- _GOAL_
Arrange the lines below as a Markdown table with two columns, No. and Line. Start with the line that contains "language-selected-value: Русский <box>254" and go on through the line that contains "timezone-label: Часовой пояс", numbering each line in No., giving the line itself in Line, and omitting any blank lines.

- _ROWS_
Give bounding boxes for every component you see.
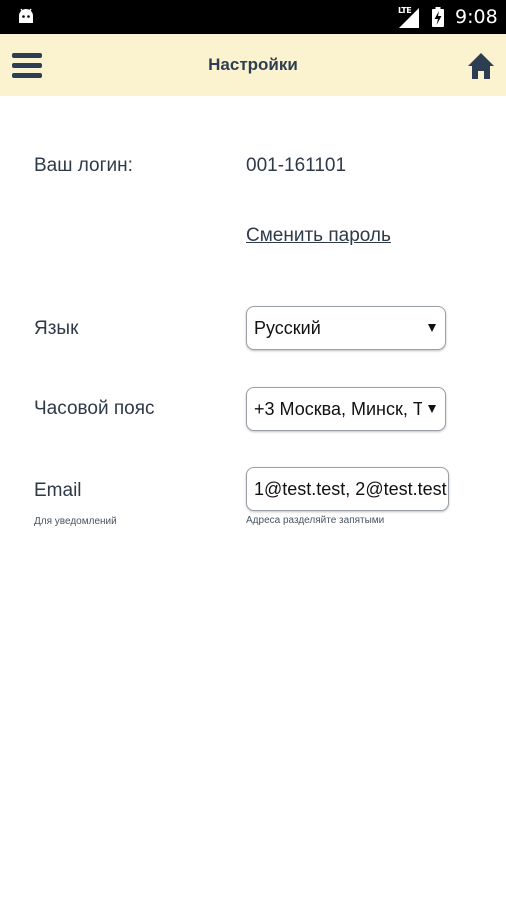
language-selected-value: Русский <box>254 318 321 338</box>
clock: 9:08 <box>455 6 498 28</box>
timezone-select[interactable]: +3 Москва, Минск, Т <box>246 387 446 431</box>
dropdown-arrow-icon <box>428 405 436 413</box>
language-select[interactable]: Русский <box>246 306 446 350</box>
page-title: Настройки <box>208 55 298 74</box>
language-label: Язык <box>34 318 79 339</box>
android-notification-icon <box>19 8 33 23</box>
login-value: 001-161101 <box>246 155 347 176</box>
hamburger-menu-icon[interactable] <box>12 51 42 81</box>
timezone-selected-value: +3 Москва, Минск, Т <box>254 399 422 419</box>
timezone-label: Часовой пояс <box>34 398 155 419</box>
login-label: Ваш логин: <box>34 155 133 176</box>
status-bar: LTE 9:08 <box>0 0 506 34</box>
email-input[interactable] <box>247 468 448 510</box>
change-password-link[interactable]: Сменить пароль <box>246 225 391 247</box>
email-label: Email <box>34 480 82 501</box>
dropdown-arrow-icon <box>428 324 436 332</box>
signal-strength-icon <box>399 8 419 28</box>
battery-charging-icon <box>432 7 444 27</box>
email-sub-hint: Для уведомлений <box>34 516 117 527</box>
email-hint: Адреса разделяйте запятыми <box>246 515 385 526</box>
app-bar: Настройки <box>0 34 506 96</box>
home-icon[interactable] <box>467 52 495 80</box>
email-field-wrapper <box>246 467 449 511</box>
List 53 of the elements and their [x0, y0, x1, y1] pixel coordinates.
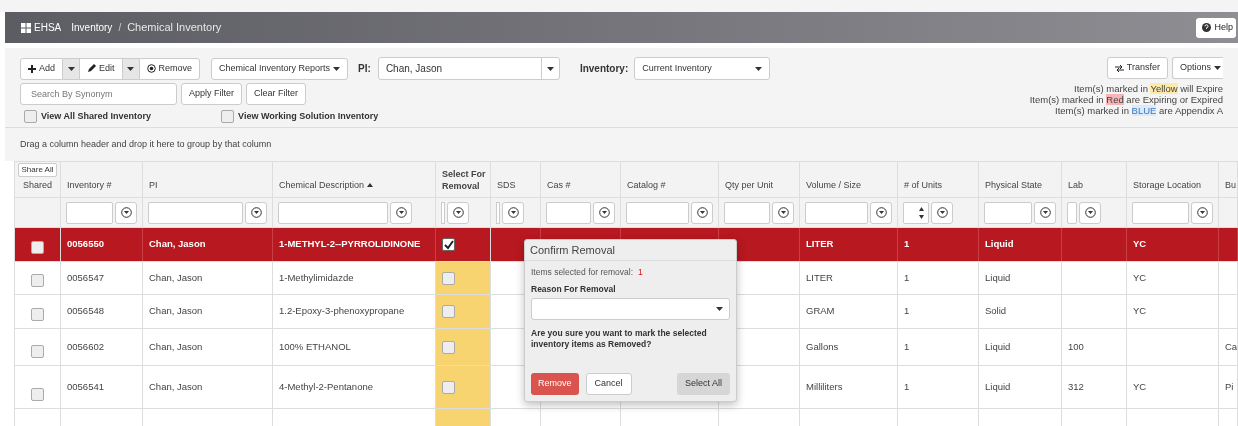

- _TASK SOLUTION_
| No. | Line |
|---|---|
| 1 | language-selected-value: Русский <box>254 318 321 338</box> |
| 2 | clock: 9:08 <box>455 6 498 28</box> |
| 3 | timezone-select[interactable]: +3 Москва, Минск, Т <box>246 387 446 431</box> |
| 4 | dropdown-arrow-icon <box>428 405 436 413</box> |
| 5 | language-select[interactable]: Русский <box>246 306 446 350</box> |
| 6 | page-title: Настройки <box>208 55 298 74</box> |
| 7 | language-label: Язык <box>34 318 79 339</box> |
| 8 | android-notification-icon <box>19 8 33 23</box> |
| 9 | login-value: 001-161101 <box>246 155 347 176</box> |
| 10 | hamburger-menu-icon[interactable] <box>12 51 42 81</box> |
| 11 | timezone-selected-value: +3 Москва, Минск, Т <box>254 399 422 419</box> |
| 12 | timezone-label: Часовой пояс <box>34 398 155 419</box> |